Copy the rows below verbatim, starting with the first row and stopping after the line that contains "candle[interactable] <box>379 576".

-- START STORED ROWS --

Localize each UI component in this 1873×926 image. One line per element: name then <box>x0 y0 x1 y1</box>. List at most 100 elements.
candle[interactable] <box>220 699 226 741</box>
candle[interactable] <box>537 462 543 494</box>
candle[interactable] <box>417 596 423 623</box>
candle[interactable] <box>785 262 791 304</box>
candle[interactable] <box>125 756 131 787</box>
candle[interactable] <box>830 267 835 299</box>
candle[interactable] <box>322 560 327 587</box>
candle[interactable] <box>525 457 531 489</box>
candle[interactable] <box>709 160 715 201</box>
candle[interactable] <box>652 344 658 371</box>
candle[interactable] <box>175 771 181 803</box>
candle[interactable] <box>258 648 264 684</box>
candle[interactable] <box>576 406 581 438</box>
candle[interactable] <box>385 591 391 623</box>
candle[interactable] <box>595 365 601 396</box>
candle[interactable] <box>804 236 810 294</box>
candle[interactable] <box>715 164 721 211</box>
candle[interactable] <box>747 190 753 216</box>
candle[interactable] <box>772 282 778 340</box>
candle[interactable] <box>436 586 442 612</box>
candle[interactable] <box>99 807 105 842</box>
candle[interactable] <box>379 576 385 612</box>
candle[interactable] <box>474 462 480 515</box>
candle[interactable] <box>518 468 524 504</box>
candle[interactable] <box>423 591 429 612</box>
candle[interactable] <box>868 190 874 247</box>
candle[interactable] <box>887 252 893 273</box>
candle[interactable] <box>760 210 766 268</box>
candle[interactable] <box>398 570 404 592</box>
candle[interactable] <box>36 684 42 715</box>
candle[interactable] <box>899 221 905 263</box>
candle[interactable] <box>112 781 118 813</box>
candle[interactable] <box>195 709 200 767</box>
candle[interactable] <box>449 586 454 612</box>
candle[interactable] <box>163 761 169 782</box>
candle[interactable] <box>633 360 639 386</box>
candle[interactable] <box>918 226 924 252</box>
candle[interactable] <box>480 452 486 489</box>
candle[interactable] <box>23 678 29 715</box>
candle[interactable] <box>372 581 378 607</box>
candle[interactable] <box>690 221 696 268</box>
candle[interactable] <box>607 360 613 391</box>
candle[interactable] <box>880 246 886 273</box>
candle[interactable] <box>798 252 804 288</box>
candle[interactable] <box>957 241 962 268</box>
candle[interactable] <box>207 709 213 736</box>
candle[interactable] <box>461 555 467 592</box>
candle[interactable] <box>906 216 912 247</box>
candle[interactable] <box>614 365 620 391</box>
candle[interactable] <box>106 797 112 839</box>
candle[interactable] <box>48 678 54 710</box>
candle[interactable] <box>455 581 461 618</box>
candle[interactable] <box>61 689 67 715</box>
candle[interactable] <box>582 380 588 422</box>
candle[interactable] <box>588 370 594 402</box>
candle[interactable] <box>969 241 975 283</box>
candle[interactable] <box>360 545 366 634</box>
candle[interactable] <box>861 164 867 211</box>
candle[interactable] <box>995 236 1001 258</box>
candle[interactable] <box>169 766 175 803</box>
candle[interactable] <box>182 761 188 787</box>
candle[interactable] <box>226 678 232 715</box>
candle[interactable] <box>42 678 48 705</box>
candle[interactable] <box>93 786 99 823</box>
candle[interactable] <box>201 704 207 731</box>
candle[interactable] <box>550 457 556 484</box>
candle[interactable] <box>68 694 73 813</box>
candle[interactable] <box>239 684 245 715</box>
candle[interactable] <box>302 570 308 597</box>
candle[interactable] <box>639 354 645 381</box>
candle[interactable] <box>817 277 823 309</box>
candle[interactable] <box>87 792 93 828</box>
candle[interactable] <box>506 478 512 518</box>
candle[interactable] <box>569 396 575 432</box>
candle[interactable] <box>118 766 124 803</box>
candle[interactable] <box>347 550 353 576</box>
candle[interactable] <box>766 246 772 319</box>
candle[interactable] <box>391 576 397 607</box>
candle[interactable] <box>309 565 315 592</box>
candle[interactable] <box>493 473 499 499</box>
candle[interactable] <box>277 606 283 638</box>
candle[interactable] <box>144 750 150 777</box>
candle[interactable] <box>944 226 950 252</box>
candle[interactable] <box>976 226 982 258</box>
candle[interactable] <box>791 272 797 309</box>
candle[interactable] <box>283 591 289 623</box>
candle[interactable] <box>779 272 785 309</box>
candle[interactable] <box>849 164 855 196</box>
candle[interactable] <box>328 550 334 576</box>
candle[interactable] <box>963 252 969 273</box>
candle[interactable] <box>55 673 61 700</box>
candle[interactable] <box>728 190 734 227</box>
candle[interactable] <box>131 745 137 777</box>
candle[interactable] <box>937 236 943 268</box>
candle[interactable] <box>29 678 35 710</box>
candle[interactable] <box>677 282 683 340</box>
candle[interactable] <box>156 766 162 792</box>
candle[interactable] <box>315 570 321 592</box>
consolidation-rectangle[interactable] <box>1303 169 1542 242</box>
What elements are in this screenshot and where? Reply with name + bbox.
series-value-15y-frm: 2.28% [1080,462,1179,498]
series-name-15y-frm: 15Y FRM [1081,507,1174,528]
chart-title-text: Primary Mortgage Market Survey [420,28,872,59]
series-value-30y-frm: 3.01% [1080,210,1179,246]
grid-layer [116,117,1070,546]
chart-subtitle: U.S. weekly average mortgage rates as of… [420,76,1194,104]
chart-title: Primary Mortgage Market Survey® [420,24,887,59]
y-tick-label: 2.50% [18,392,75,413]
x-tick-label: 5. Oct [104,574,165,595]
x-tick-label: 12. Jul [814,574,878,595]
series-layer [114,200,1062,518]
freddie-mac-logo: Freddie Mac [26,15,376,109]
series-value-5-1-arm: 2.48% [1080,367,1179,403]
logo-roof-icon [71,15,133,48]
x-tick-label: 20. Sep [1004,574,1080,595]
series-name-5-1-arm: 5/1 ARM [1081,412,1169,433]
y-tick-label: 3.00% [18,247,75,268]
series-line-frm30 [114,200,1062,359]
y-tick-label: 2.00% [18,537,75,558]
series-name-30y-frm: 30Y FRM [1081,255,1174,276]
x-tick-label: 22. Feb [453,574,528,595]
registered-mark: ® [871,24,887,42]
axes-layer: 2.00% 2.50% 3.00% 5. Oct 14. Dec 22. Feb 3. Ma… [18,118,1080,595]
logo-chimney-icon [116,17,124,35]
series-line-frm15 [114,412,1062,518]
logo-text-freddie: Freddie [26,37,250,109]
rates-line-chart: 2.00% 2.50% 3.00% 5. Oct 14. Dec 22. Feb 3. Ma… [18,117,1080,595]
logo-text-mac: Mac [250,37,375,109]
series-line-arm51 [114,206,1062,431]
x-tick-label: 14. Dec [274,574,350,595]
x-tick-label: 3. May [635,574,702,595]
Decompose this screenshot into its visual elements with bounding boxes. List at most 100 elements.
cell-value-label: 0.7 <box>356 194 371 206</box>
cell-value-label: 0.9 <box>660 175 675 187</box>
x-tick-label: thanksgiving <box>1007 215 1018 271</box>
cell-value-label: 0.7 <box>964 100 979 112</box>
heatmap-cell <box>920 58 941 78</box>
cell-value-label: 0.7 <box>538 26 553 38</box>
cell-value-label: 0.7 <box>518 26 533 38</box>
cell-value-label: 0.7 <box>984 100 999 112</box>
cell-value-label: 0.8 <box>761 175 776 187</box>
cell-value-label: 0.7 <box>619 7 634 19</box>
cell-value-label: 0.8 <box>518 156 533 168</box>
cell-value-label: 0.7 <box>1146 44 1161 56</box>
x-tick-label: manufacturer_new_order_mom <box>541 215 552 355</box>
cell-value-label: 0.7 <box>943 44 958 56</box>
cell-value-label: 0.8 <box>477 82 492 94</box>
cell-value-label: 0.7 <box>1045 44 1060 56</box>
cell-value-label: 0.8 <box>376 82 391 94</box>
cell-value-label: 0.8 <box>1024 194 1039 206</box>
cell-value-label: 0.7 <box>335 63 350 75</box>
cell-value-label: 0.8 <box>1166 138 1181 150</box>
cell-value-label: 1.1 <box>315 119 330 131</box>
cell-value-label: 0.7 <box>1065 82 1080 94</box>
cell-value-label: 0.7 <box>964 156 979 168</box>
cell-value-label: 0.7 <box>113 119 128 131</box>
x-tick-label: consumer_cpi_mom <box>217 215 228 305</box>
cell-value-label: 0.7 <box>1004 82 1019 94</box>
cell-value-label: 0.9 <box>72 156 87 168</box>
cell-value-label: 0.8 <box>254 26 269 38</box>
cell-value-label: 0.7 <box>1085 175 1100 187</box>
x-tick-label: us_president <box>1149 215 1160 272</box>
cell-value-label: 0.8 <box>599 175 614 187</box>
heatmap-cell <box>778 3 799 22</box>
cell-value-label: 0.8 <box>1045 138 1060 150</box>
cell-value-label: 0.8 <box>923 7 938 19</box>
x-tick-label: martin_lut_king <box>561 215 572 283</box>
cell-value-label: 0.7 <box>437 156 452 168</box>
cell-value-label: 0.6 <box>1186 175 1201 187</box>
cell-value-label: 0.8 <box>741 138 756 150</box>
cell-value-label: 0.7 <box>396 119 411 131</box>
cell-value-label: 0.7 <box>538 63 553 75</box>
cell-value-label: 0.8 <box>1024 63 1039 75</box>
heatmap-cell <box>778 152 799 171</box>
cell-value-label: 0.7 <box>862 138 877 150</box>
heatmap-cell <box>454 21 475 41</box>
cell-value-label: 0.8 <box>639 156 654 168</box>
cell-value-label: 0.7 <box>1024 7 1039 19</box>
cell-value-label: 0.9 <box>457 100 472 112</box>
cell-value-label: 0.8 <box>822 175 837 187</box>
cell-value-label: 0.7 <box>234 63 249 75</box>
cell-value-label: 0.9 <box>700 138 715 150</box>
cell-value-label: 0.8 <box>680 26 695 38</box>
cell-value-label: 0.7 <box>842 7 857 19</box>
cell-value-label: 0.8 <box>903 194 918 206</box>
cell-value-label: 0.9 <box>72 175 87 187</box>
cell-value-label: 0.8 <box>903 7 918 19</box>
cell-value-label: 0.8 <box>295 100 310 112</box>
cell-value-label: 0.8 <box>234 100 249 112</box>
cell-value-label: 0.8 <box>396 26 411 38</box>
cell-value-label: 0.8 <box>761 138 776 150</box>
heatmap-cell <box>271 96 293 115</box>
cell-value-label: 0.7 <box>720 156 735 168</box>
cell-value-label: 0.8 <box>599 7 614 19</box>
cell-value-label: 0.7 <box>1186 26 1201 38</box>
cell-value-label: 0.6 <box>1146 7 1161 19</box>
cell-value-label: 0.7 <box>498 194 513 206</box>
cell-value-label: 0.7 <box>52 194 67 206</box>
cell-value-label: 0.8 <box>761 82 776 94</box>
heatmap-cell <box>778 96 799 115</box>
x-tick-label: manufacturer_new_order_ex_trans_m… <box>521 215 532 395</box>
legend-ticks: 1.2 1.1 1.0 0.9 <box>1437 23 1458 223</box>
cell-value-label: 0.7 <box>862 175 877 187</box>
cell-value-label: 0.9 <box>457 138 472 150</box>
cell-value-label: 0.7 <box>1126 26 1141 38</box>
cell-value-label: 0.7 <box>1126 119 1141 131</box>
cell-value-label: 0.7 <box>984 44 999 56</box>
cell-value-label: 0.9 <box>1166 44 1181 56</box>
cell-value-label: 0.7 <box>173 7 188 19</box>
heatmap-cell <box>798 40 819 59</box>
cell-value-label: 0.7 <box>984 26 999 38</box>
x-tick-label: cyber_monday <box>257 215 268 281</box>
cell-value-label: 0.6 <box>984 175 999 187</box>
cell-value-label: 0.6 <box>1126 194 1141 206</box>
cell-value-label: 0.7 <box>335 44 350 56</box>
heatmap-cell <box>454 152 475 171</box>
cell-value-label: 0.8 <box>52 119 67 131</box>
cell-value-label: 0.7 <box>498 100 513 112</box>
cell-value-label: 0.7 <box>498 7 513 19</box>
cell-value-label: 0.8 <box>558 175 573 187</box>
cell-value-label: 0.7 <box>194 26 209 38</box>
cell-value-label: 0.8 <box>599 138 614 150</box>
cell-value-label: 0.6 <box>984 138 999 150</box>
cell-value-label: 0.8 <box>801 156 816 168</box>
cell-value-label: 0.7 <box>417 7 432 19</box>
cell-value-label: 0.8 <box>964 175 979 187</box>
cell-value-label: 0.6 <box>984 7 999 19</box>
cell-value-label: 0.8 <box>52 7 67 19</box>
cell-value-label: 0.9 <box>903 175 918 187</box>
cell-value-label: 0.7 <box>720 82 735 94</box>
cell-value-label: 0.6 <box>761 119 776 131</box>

-- END STORED ROWS --

PROBLEM SOLUTION:
Localize each UI component in this 1873×926 image. One line per element: name then <box>x0 y0 x1 y1</box>. List at most 100 elements.
candle[interactable] <box>220 699 226 741</box>
candle[interactable] <box>537 462 543 494</box>
candle[interactable] <box>417 596 423 623</box>
candle[interactable] <box>785 262 791 304</box>
candle[interactable] <box>125 756 131 787</box>
candle[interactable] <box>830 267 835 299</box>
candle[interactable] <box>322 560 327 587</box>
candle[interactable] <box>525 457 531 489</box>
candle[interactable] <box>709 160 715 201</box>
candle[interactable] <box>652 344 658 371</box>
candle[interactable] <box>175 771 181 803</box>
candle[interactable] <box>258 648 264 684</box>
candle[interactable] <box>576 406 581 438</box>
candle[interactable] <box>385 591 391 623</box>
candle[interactable] <box>595 365 601 396</box>
candle[interactable] <box>804 236 810 294</box>
candle[interactable] <box>715 164 721 211</box>
candle[interactable] <box>747 190 753 216</box>
candle[interactable] <box>772 282 778 340</box>
candle[interactable] <box>436 586 442 612</box>
candle[interactable] <box>99 807 105 842</box>
candle[interactable] <box>379 576 385 612</box>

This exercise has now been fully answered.